EXERCISE REQUIREMENTS: Copy the listing below in full and skip every picture.

[Items listed in a dataset]
start

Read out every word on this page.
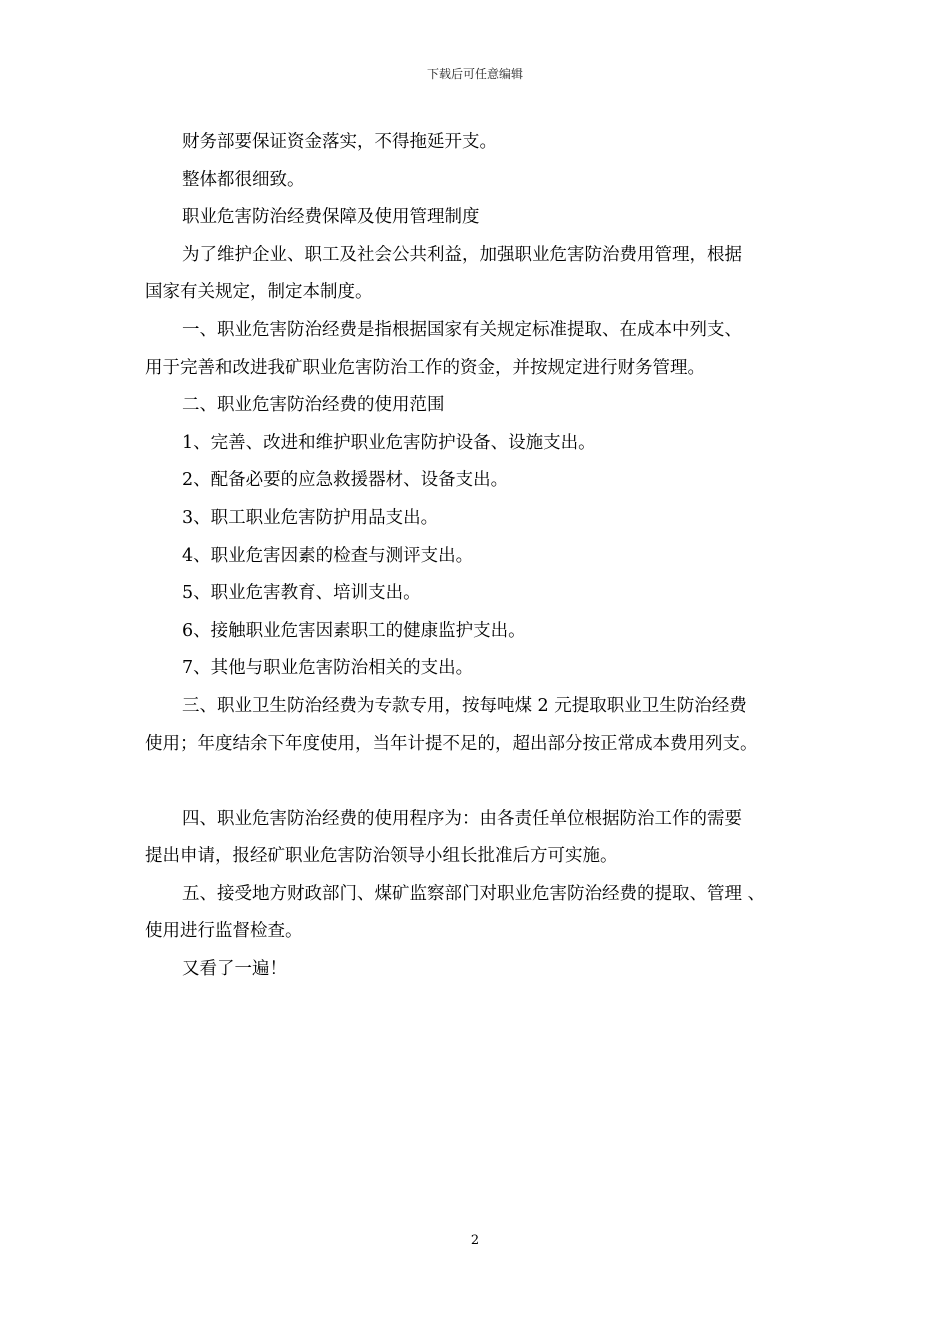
下载后可任意编辑
财务部要保证资金落实，不得拖延开支。
整体都很细致。
职业危害防治经费保障及使用管理制度
为了维护企业、职工及社会公共利益，加强职业危害防治费用管理，根据
国家有关规定，制定本制度。
一、职业危害防治经费是指根据国家有关规定标准提取、在成本中列支、
用于完善和改进我矿职业危害防治工作的资金，并按规定进行财务管理。
二、职业危害防治经费的使用范围
1、完善、改进和维护职业危害防护设备、设施支出。
2、配备必要的应急救援器材、设备支出。
3、职工职业危害防护用品支出。
4、职业危害因素的检查与测评支出。
5、职业危害教育、培训支出。
6、接触职业危害因素职工的健康监护支出。
7、其他与职业危害防治相关的支出。
三、职业卫生防治经费为专款专用，按每吨煤 2 元提取职业卫生防治经费
使用；年度结余下年度使用，当年计提不足的，超出部分按正常成本费用列支。
四、职业危害防治经费的使用程序为：由各责任单位根据防治工作的需要
提出申请，报经矿职业危害防治领导小组长批准后方可实施。
五、接受地方财政部门、煤矿监察部门对职业危害防治经费的提取、管理 、
使用进行监督检查。
又看了一遍！
2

end

CORRECT OUTPUT:
Read out every word on this page.
下载后可任意编辑
财务部要保证资金落实，不得拖延开支。
整体都很细致。
职业危害防治经费保障及使用管理制度
为了维护企业、职工及社会公共利益，加强职业危害防治费用管理，根据
国家有关规定，制定本制度。
一、职业危害防治经费是指根据国家有关规定标准提取、在成本中列支、
用于完善和改进我矿职业危害防治工作的资金，并按规定进行财务管理。
二、职业危害防治经费的使用范围
1、完善、改进和维护职业危害防护设备、设施支出。
2、配备必要的应急救援器材、设备支出。
3、职工职业危害防护用品支出。
4、职业危害因素的检查与测评支出。
5、职业危害教育、培训支出。
6、接触职业危害因素职工的健康监护支出。
7、其他与职业危害防治相关的支出。
三、职业卫生防治经费为专款专用，按每吨煤 2 元提取职业卫生防治经费
使用；年度结余下年度使用，当年计提不足的，超出部分按正常成本费用列支。
四、职业危害防治经费的使用程序为：由各责任单位根据防治工作的需要
提出申请，报经矿职业危害防治领导小组长批准后方可实施。
五、接受地方财政部门、煤矿监察部门对职业危害防治经费的提取、管理 、
使用进行监督检查。
又看了一遍！
2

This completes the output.